WHAT THIS TASK INVOLVES: State only the count of lines in the listing below that hold "results".

>> Begin

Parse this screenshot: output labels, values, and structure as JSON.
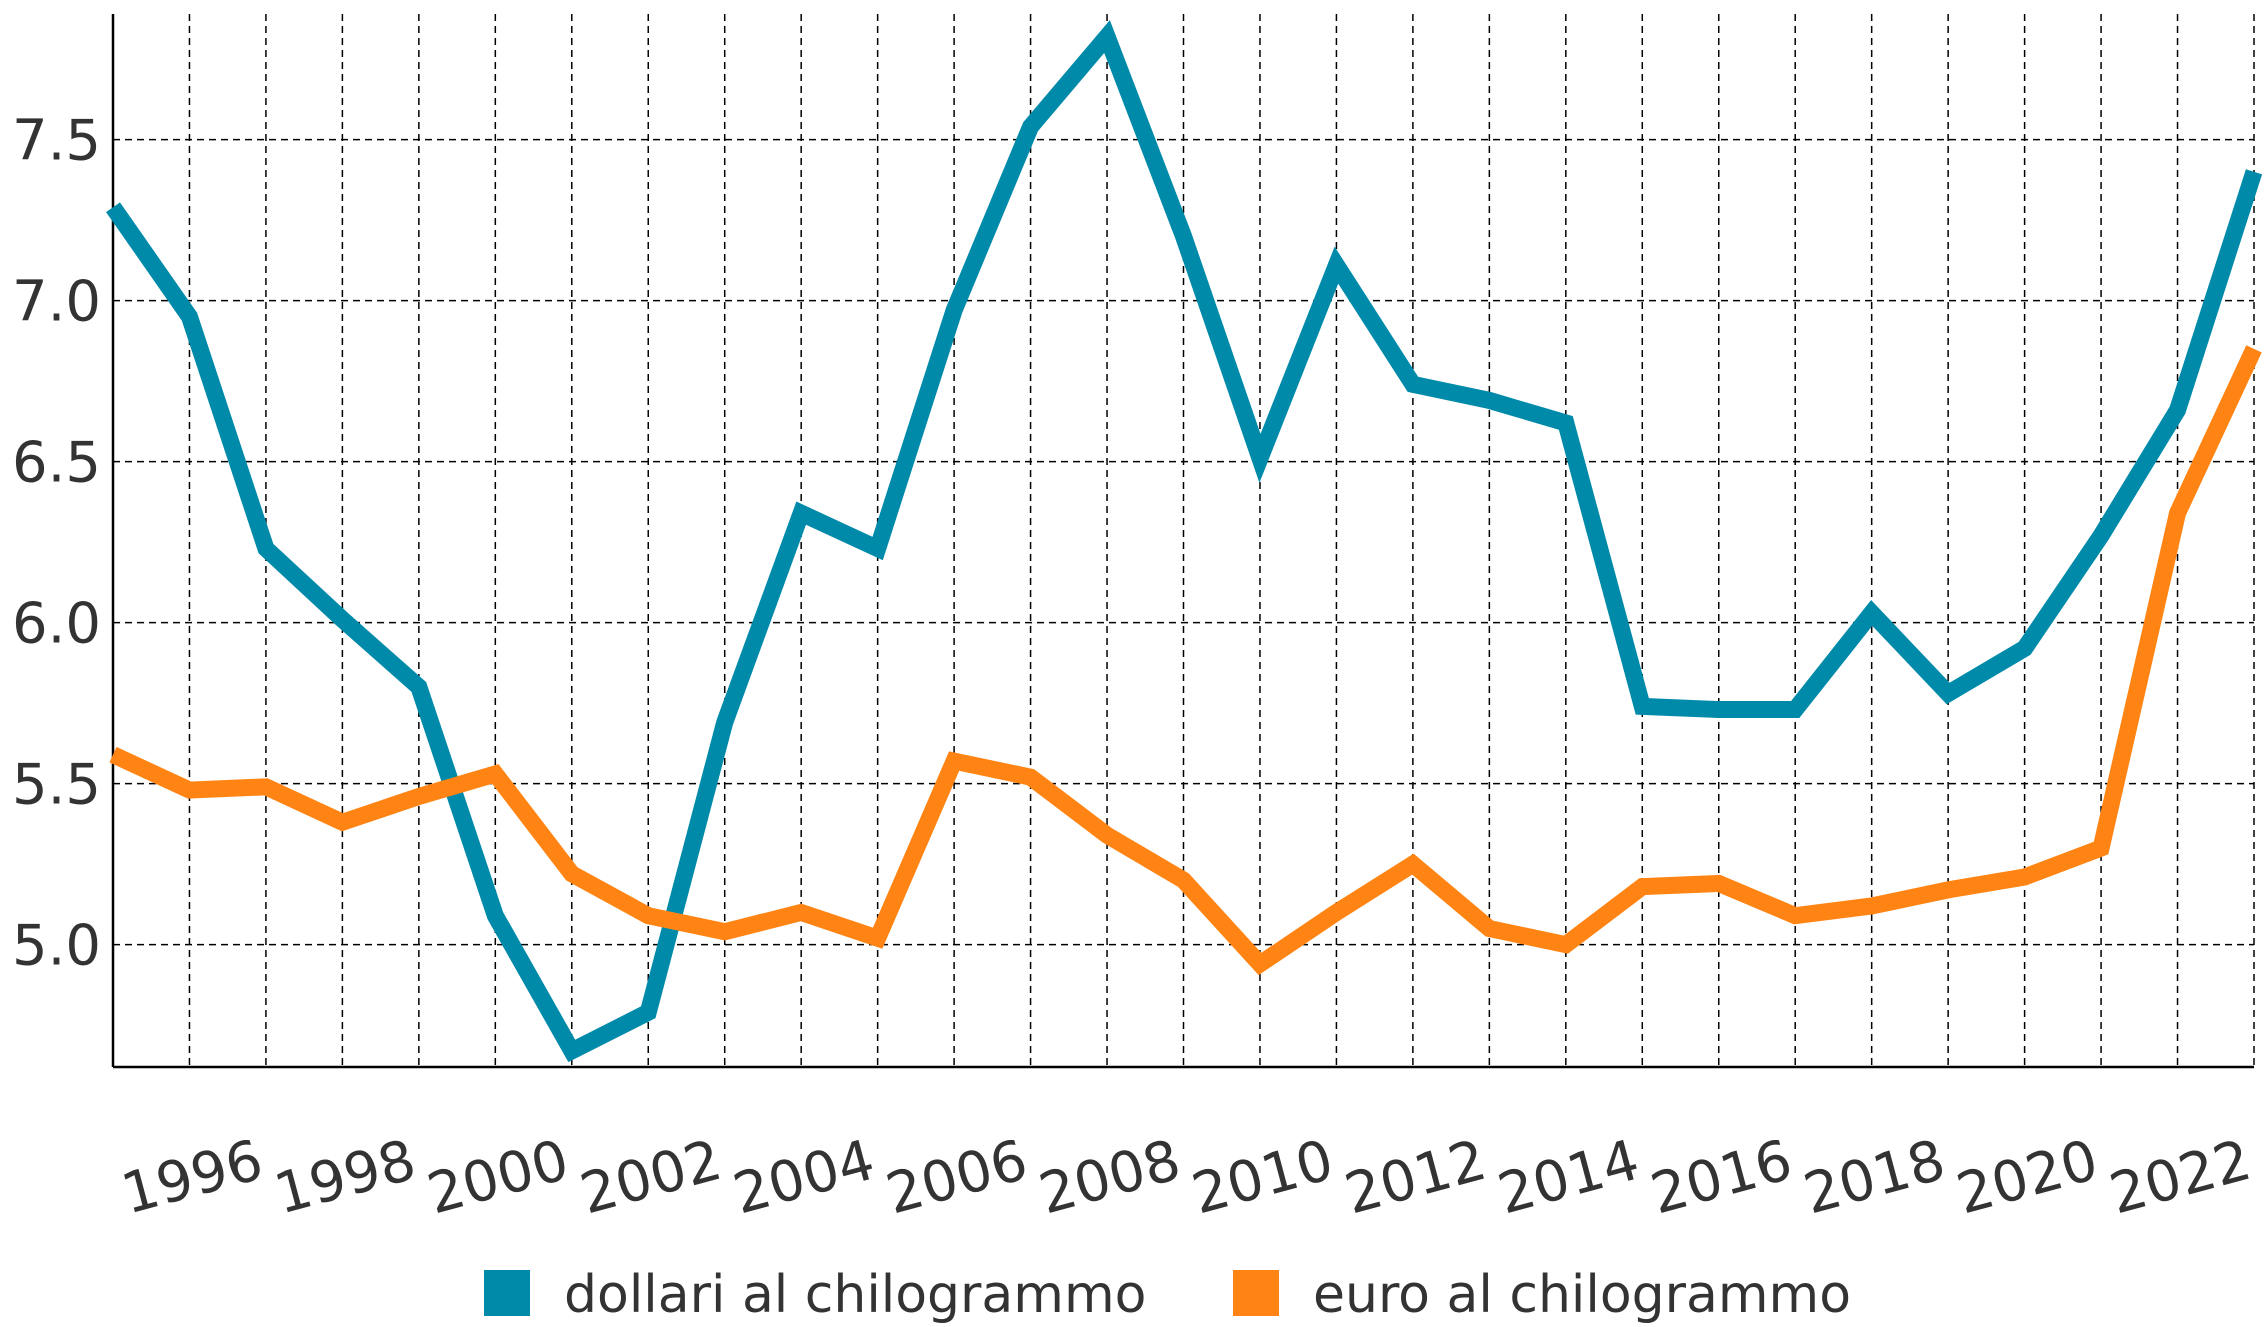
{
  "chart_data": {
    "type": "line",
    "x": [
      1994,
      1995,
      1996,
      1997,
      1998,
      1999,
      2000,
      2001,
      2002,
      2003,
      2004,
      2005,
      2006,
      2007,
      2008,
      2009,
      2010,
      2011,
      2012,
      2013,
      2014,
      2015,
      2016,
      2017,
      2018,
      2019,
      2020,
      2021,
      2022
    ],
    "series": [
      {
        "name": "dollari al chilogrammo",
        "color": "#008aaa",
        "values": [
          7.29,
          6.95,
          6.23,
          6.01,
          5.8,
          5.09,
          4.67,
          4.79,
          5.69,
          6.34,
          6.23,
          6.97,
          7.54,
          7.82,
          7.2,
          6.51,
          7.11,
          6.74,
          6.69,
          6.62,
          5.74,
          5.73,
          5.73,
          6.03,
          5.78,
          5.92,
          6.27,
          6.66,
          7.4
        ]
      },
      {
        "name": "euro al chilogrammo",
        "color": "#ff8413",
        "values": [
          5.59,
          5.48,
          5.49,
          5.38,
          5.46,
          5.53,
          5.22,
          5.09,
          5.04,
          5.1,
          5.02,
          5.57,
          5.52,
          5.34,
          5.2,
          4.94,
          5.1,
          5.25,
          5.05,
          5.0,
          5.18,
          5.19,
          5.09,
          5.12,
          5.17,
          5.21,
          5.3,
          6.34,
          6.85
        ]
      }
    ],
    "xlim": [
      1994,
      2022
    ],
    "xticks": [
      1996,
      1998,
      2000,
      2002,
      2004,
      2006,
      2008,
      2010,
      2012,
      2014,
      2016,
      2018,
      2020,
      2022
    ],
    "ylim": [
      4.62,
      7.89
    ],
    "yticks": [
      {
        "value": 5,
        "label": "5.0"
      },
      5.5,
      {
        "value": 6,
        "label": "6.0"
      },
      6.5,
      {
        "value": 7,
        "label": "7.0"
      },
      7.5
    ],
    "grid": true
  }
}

>> End
>> Begin

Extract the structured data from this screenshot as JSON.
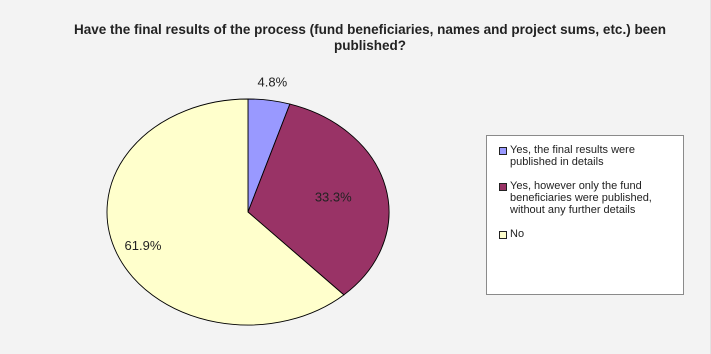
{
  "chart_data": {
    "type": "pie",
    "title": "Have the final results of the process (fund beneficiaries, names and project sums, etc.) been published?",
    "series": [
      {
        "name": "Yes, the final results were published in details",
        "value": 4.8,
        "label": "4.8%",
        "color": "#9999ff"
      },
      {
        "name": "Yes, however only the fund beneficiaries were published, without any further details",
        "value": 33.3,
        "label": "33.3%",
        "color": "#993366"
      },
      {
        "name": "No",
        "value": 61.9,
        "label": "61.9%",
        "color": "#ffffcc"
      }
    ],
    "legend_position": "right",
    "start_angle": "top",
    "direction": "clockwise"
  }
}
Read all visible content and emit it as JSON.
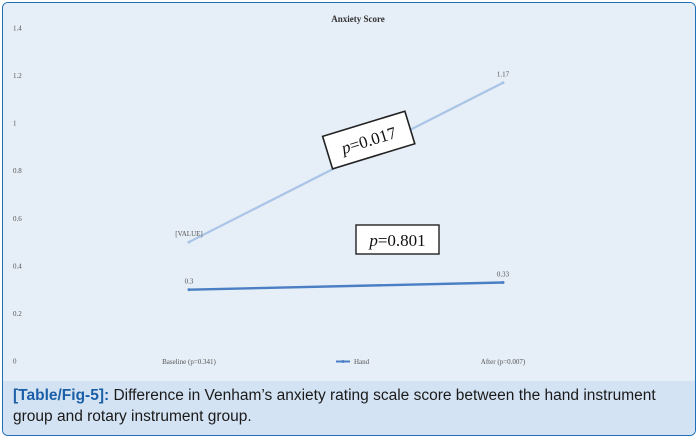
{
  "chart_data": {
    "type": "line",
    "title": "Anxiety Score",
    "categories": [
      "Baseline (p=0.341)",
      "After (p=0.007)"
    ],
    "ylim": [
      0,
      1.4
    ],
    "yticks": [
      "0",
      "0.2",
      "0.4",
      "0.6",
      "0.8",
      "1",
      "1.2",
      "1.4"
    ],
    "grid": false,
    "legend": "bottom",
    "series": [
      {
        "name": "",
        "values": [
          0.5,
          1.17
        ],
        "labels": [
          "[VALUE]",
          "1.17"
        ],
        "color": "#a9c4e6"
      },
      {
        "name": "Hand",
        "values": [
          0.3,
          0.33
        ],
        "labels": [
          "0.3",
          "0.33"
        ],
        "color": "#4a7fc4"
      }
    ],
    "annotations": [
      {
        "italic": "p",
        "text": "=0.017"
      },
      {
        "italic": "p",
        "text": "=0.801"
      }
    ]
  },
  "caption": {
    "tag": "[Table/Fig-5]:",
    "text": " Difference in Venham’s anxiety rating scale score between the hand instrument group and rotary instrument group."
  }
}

>> End

WRITTEN RESPONSE: 2